(TASK GOAL) Output all lines exactly.

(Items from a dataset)
--- begin ---
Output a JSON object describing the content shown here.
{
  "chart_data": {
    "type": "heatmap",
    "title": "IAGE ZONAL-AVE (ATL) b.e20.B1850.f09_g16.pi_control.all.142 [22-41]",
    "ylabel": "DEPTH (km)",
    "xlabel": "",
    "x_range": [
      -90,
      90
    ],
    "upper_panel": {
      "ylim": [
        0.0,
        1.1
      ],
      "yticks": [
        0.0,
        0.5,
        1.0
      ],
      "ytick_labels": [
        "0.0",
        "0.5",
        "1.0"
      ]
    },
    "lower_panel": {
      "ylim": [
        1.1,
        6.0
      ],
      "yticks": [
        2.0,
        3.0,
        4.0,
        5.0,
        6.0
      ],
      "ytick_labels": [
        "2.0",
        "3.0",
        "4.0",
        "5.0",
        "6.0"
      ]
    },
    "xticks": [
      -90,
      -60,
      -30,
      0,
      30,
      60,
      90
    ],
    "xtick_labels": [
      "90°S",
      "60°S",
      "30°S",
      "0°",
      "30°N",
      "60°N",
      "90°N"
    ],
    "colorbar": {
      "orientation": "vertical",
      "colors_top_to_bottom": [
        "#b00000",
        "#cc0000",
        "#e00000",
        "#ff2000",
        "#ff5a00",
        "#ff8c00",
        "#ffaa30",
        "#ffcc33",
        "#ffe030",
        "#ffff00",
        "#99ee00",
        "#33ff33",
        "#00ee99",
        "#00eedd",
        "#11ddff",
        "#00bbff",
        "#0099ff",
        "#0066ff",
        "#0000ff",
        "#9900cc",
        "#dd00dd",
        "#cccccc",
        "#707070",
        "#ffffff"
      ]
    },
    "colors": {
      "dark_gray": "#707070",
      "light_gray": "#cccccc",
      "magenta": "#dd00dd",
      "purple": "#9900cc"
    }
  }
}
--- end ---
(TASK RESULT)
Output a JSON object describing the content shown here.
{
  "chart_data": {
    "type": "heatmap",
    "title": "IAGE ZONAL-AVE (ATL) b.e20.B1850.f09_g16.pi_control.all.142 [22-41]",
    "ylabel": "DEPTH (km)",
    "xlabel": "",
    "x_range": [
      -90,
      90
    ],
    "upper_panel": {
      "ylim": [
        0.0,
        1.1
      ],
      "yticks": [
        0.0,
        0.5,
        1.0
      ],
      "ytick_labels": [
        "0.0",
        "0.5",
        "1.0"
      ]
    },
    "lower_panel": {
      "ylim": [
        1.1,
        6.0
      ],
      "yticks": [
        2.0,
        3.0,
        4.0,
        5.0,
        6.0
      ],
      "ytick_labels": [
        "2.0",
        "3.0",
        "4.0",
        "5.0",
        "6.0"
      ]
    },
    "xticks": [
      -90,
      -60,
      -30,
      0,
      30,
      60,
      90
    ],
    "xtick_labels": [
      "90°S",
      "60°S",
      "30°S",
      "0°",
      "30°N",
      "60°N",
      "90°N"
    ],
    "colorbar": {
      "orientation": "vertical",
      "colors_top_to_bottom": [
        "#b00000",
        "#cc0000",
        "#e00000",
        "#ff2000",
        "#ff5a00",
        "#ff8c00",
        "#ffaa30",
        "#ffcc33",
        "#ffe030",
        "#ffff00",
        "#99ee00",
        "#33ff33",
        "#00ee99",
        "#00eedd",
        "#11ddff",
        "#00bbff",
        "#0099ff",
        "#0066ff",
        "#0000ff",
        "#9900cc",
        "#dd00dd",
        "#cccccc",
        "#707070",
        "#ffffff"
      ]
    },
    "colors": {
      "dark_gray": "#707070",
      "light_gray": "#cccccc",
      "magenta": "#dd00dd",
      "purple": "#9900cc"
    }
  }
}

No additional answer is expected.